## What needs to be done
Quote the records below in full, exactly as given, with the images taken out.
== Record list
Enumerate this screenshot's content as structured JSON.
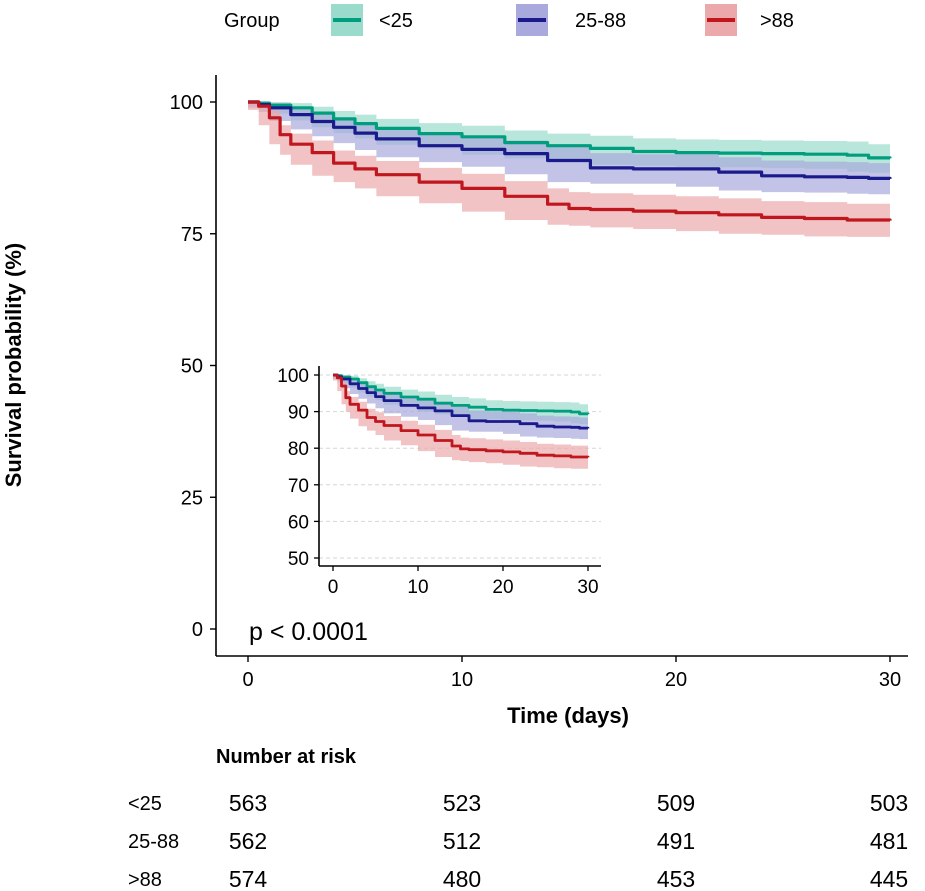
{
  "legend": {
    "title": "Group",
    "items": [
      {
        "label": "<25",
        "line_color": "#009E7F",
        "band_color": "#9ADBCB"
      },
      {
        "label": "25-88",
        "line_color": "#1A1A8C",
        "band_color": "#A9A9DD"
      },
      {
        "label": ">88",
        "line_color": "#C0161E",
        "band_color": "#EBA9AB"
      }
    ]
  },
  "chart_data": {
    "type": "line",
    "title": "",
    "xlabel": "Time (days)",
    "ylabel": "Survival probability (%)",
    "xlim": [
      0,
      30
    ],
    "ylim": [
      0,
      100
    ],
    "x_ticks": [
      0,
      10,
      20,
      30
    ],
    "y_ticks": [
      0,
      25,
      50,
      75,
      100
    ],
    "annotation": "p < 0.0001",
    "series": [
      {
        "name": "<25",
        "color": "#009E7F",
        "band_color": "#9ADBCB",
        "x": [
          0,
          0.5,
          1,
          2,
          3,
          4,
          5,
          6,
          8,
          10,
          12,
          14,
          16,
          18,
          20,
          22,
          24,
          26,
          28,
          29,
          30
        ],
        "y": [
          100,
          99.8,
          99.4,
          98.9,
          97.9,
          96.8,
          95.9,
          95.0,
          94.0,
          93.4,
          92.3,
          91.7,
          91.2,
          90.6,
          90.4,
          90.3,
          90.2,
          90.1,
          89.9,
          89.4,
          89.3
        ],
        "lower": [
          100,
          99.4,
          98.7,
          97.8,
          96.5,
          95.2,
          94.1,
          93.1,
          91.9,
          91.2,
          90.0,
          89.3,
          88.8,
          88.1,
          87.9,
          87.7,
          87.6,
          87.5,
          87.3,
          86.8,
          86.6
        ],
        "upper": [
          100,
          100,
          100,
          99.8,
          99.1,
          98.3,
          97.6,
          96.8,
          96.0,
          95.5,
          94.6,
          94.0,
          93.6,
          93.1,
          92.9,
          92.8,
          92.7,
          92.6,
          92.5,
          92.0,
          91.9
        ]
      },
      {
        "name": "25-88",
        "color": "#1A1A8C",
        "band_color": "#A9A9DD",
        "x": [
          0,
          0.5,
          1,
          2,
          3,
          4,
          5,
          6,
          8,
          10,
          12,
          14,
          16,
          18,
          20,
          22,
          24,
          26,
          28,
          29,
          30
        ],
        "y": [
          100,
          99.5,
          98.9,
          97.6,
          96.3,
          95.2,
          94.1,
          93.0,
          91.7,
          91.0,
          90.2,
          88.9,
          87.5,
          87.3,
          87.3,
          86.7,
          86.0,
          85.8,
          85.7,
          85.5,
          85.4
        ],
        "lower": [
          100,
          98.9,
          98.1,
          96.4,
          94.8,
          93.5,
          92.2,
          90.9,
          89.5,
          88.6,
          87.7,
          86.3,
          84.8,
          84.5,
          84.5,
          83.9,
          83.2,
          82.9,
          82.8,
          82.6,
          82.5
        ],
        "upper": [
          100,
          100,
          99.8,
          98.8,
          97.8,
          97.0,
          96.0,
          95.1,
          94.0,
          93.4,
          92.7,
          91.5,
          90.3,
          90.1,
          90.1,
          89.5,
          88.9,
          88.7,
          88.6,
          88.4,
          88.3
        ]
      },
      {
        "name": ">88",
        "color": "#C0161E",
        "band_color": "#EBA9AB",
        "x": [
          0,
          0.5,
          1,
          1.5,
          2,
          3,
          4,
          5,
          6,
          8,
          10,
          12,
          14,
          15,
          16,
          18,
          20,
          22,
          24,
          26,
          28,
          30
        ],
        "y": [
          100,
          99.2,
          97.0,
          93.8,
          92.0,
          90.4,
          88.4,
          87.3,
          86.2,
          84.8,
          83.6,
          82.1,
          80.6,
          79.8,
          79.6,
          79.3,
          79.0,
          78.6,
          78.1,
          77.9,
          77.6,
          77.5
        ],
        "lower": [
          100,
          98.5,
          95.6,
          92.0,
          90.0,
          88.1,
          86.0,
          84.8,
          83.6,
          82.1,
          80.8,
          79.2,
          77.6,
          76.7,
          76.5,
          76.2,
          75.9,
          75.5,
          75.0,
          74.8,
          74.5,
          74.4
        ],
        "upper": [
          100,
          99.9,
          98.4,
          95.6,
          94.0,
          92.7,
          90.8,
          89.8,
          88.8,
          87.5,
          86.4,
          85.0,
          83.6,
          82.9,
          82.7,
          82.4,
          82.1,
          81.7,
          81.2,
          81.0,
          80.7,
          80.6
        ]
      }
    ],
    "inset": {
      "xlim": [
        0,
        30
      ],
      "ylim": [
        50,
        100
      ],
      "x_ticks": [
        0,
        10,
        20,
        30
      ],
      "y_ticks": [
        50,
        60,
        70,
        80,
        90,
        100
      ]
    }
  },
  "risk_table": {
    "title": "Number at risk",
    "times": [
      0,
      10,
      20,
      30
    ],
    "rows": [
      {
        "group": "<25",
        "values": [
          "563",
          "523",
          "509",
          "503"
        ]
      },
      {
        "group": "25-88",
        "values": [
          "562",
          "512",
          "491",
          "481"
        ]
      },
      {
        "group": ">88",
        "values": [
          "574",
          "480",
          "453",
          "445"
        ]
      }
    ]
  }
}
====
## Written solution
Enumerate this screenshot's content as structured JSON.
{
  "legend": {
    "title": "Group",
    "items": [
      {
        "label": "<25",
        "line_color": "#009E7F",
        "band_color": "#9ADBCB"
      },
      {
        "label": "25-88",
        "line_color": "#1A1A8C",
        "band_color": "#A9A9DD"
      },
      {
        "label": ">88",
        "line_color": "#C0161E",
        "band_color": "#EBA9AB"
      }
    ]
  },
  "chart_data": {
    "type": "line",
    "title": "",
    "xlabel": "Time (days)",
    "ylabel": "Survival probability (%)",
    "xlim": [
      0,
      30
    ],
    "ylim": [
      0,
      100
    ],
    "x_ticks": [
      0,
      10,
      20,
      30
    ],
    "y_ticks": [
      0,
      25,
      50,
      75,
      100
    ],
    "annotation": "p < 0.0001",
    "series": [
      {
        "name": "<25",
        "color": "#009E7F",
        "band_color": "#9ADBCB",
        "x": [
          0,
          0.5,
          1,
          2,
          3,
          4,
          5,
          6,
          8,
          10,
          12,
          14,
          16,
          18,
          20,
          22,
          24,
          26,
          28,
          29,
          30
        ],
        "y": [
          100,
          99.8,
          99.4,
          98.9,
          97.9,
          96.8,
          95.9,
          95.0,
          94.0,
          93.4,
          92.3,
          91.7,
          91.2,
          90.6,
          90.4,
          90.3,
          90.2,
          90.1,
          89.9,
          89.4,
          89.3
        ],
        "lower": [
          100,
          99.4,
          98.7,
          97.8,
          96.5,
          95.2,
          94.1,
          93.1,
          91.9,
          91.2,
          90.0,
          89.3,
          88.8,
          88.1,
          87.9,
          87.7,
          87.6,
          87.5,
          87.3,
          86.8,
          86.6
        ],
        "upper": [
          100,
          100,
          100,
          99.8,
          99.1,
          98.3,
          97.6,
          96.8,
          96.0,
          95.5,
          94.6,
          94.0,
          93.6,
          93.1,
          92.9,
          92.8,
          92.7,
          92.6,
          92.5,
          92.0,
          91.9
        ]
      },
      {
        "name": "25-88",
        "color": "#1A1A8C",
        "band_color": "#A9A9DD",
        "x": [
          0,
          0.5,
          1,
          2,
          3,
          4,
          5,
          6,
          8,
          10,
          12,
          14,
          16,
          18,
          20,
          22,
          24,
          26,
          28,
          29,
          30
        ],
        "y": [
          100,
          99.5,
          98.9,
          97.6,
          96.3,
          95.2,
          94.1,
          93.0,
          91.7,
          91.0,
          90.2,
          88.9,
          87.5,
          87.3,
          87.3,
          86.7,
          86.0,
          85.8,
          85.7,
          85.5,
          85.4
        ],
        "lower": [
          100,
          98.9,
          98.1,
          96.4,
          94.8,
          93.5,
          92.2,
          90.9,
          89.5,
          88.6,
          87.7,
          86.3,
          84.8,
          84.5,
          84.5,
          83.9,
          83.2,
          82.9,
          82.8,
          82.6,
          82.5
        ],
        "upper": [
          100,
          100,
          99.8,
          98.8,
          97.8,
          97.0,
          96.0,
          95.1,
          94.0,
          93.4,
          92.7,
          91.5,
          90.3,
          90.1,
          90.1,
          89.5,
          88.9,
          88.7,
          88.6,
          88.4,
          88.3
        ]
      },
      {
        "name": ">88",
        "color": "#C0161E",
        "band_color": "#EBA9AB",
        "x": [
          0,
          0.5,
          1,
          1.5,
          2,
          3,
          4,
          5,
          6,
          8,
          10,
          12,
          14,
          15,
          16,
          18,
          20,
          22,
          24,
          26,
          28,
          30
        ],
        "y": [
          100,
          99.2,
          97.0,
          93.8,
          92.0,
          90.4,
          88.4,
          87.3,
          86.2,
          84.8,
          83.6,
          82.1,
          80.6,
          79.8,
          79.6,
          79.3,
          79.0,
          78.6,
          78.1,
          77.9,
          77.6,
          77.5
        ],
        "lower": [
          100,
          98.5,
          95.6,
          92.0,
          90.0,
          88.1,
          86.0,
          84.8,
          83.6,
          82.1,
          80.8,
          79.2,
          77.6,
          76.7,
          76.5,
          76.2,
          75.9,
          75.5,
          75.0,
          74.8,
          74.5,
          74.4
        ],
        "upper": [
          100,
          99.9,
          98.4,
          95.6,
          94.0,
          92.7,
          90.8,
          89.8,
          88.8,
          87.5,
          86.4,
          85.0,
          83.6,
          82.9,
          82.7,
          82.4,
          82.1,
          81.7,
          81.2,
          81.0,
          80.7,
          80.6
        ]
      }
    ],
    "inset": {
      "xlim": [
        0,
        30
      ],
      "ylim": [
        50,
        100
      ],
      "x_ticks": [
        0,
        10,
        20,
        30
      ],
      "y_ticks": [
        50,
        60,
        70,
        80,
        90,
        100
      ]
    }
  },
  "risk_table": {
    "title": "Number at risk",
    "times": [
      0,
      10,
      20,
      30
    ],
    "rows": [
      {
        "group": "<25",
        "values": [
          "563",
          "523",
          "509",
          "503"
        ]
      },
      {
        "group": "25-88",
        "values": [
          "562",
          "512",
          "491",
          "481"
        ]
      },
      {
        "group": ">88",
        "values": [
          "574",
          "480",
          "453",
          "445"
        ]
      }
    ]
  }
}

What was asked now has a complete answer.